### LISTED RECORDS ###

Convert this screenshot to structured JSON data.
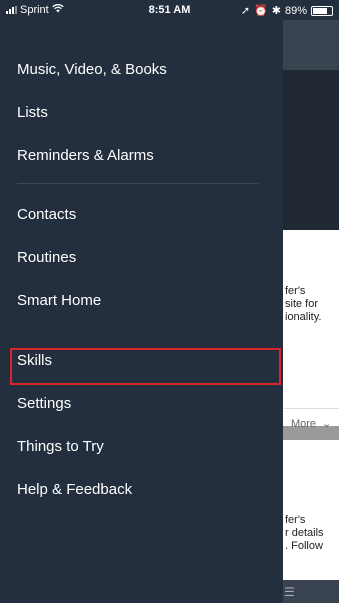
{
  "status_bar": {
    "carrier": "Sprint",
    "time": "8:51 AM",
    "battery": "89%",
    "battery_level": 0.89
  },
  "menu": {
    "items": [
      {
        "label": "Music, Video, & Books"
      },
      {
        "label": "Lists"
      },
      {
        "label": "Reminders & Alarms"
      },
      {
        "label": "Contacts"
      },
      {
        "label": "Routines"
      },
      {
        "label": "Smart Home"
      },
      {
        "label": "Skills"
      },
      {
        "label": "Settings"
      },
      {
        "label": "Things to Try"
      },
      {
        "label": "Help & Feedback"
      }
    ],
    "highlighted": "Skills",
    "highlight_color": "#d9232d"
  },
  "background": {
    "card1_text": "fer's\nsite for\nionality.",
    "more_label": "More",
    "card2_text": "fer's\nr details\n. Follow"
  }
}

###
### LISTED RECORDS ###

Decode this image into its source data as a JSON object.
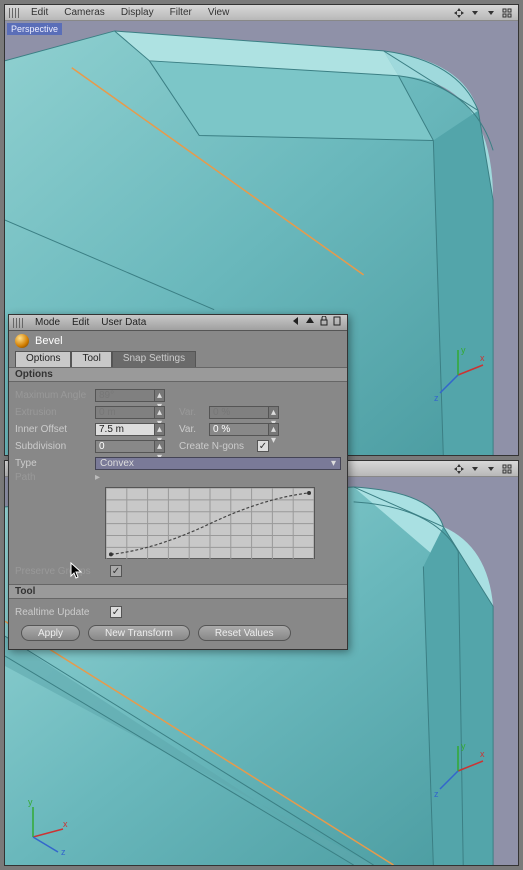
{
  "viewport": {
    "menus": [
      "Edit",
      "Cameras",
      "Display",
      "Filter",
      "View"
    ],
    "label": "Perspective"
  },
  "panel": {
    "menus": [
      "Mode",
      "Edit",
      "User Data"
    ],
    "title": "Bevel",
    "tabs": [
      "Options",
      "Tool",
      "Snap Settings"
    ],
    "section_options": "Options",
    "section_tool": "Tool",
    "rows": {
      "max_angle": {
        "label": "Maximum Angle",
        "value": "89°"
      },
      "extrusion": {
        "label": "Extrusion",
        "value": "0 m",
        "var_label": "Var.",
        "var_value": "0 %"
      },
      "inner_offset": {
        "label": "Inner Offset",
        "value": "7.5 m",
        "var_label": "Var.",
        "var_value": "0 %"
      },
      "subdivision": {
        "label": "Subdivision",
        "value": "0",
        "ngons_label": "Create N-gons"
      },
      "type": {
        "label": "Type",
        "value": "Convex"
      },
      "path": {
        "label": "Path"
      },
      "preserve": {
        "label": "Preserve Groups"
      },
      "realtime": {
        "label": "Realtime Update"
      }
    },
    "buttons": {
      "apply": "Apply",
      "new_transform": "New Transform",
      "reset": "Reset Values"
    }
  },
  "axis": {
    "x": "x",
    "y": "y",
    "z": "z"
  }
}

###

INSTRUCTION: For each line of the entries that includes "this", show that line.

SOLVED EXERCISE:
Convert this screenshot to structured JSON data.
Decode this image into its source data as a JSON object.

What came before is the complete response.